Task instructions:
In the material below, identify each line bearing the word "data". Reproduce those lines.

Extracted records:
--- BEGIN ---

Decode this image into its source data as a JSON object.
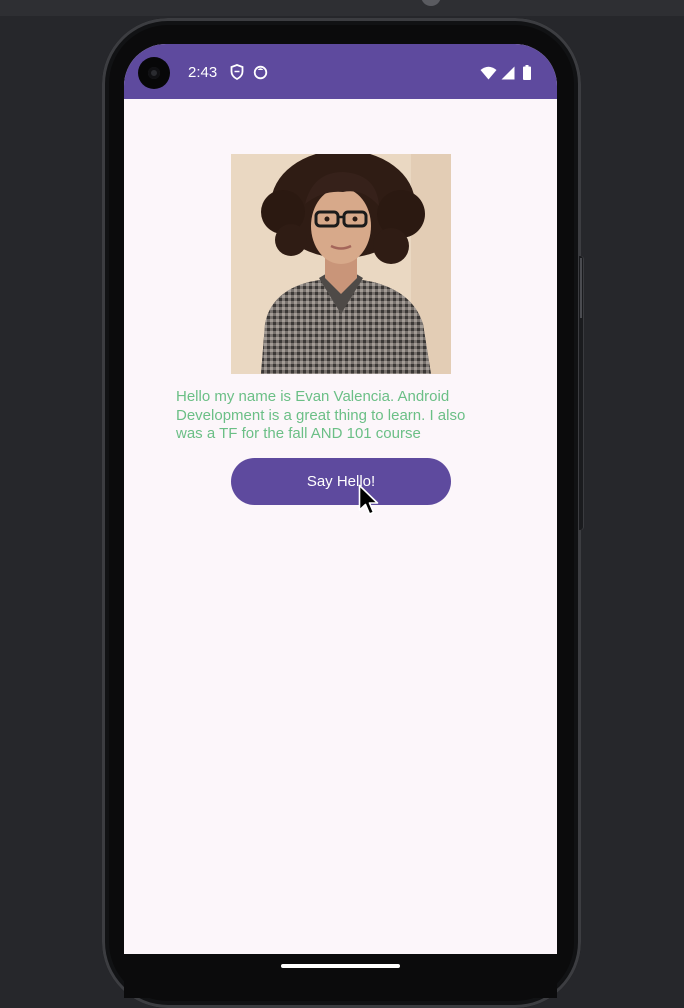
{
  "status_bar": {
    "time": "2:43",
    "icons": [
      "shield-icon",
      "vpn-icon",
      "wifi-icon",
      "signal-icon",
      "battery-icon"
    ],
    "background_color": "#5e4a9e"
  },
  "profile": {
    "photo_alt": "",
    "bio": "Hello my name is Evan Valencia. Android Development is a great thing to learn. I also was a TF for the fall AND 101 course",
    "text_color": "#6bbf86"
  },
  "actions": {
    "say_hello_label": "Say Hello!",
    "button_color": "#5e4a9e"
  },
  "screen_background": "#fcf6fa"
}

--- END ---
--- BEGIN ---

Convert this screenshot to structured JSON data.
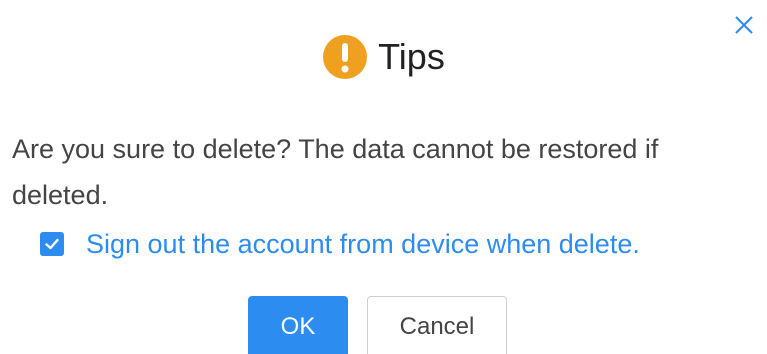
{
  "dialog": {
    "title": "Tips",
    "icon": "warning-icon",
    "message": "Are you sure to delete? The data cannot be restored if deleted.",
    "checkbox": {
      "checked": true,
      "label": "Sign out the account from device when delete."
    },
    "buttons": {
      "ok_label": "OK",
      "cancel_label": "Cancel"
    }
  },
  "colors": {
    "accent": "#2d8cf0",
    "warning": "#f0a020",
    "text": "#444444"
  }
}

--- END ---

Full response:
Decode this image into its source data as a JSON object.
Convert this screenshot to structured JSON data.
    "message": "Are you sure to delete? The data cannot be restored if deleted.",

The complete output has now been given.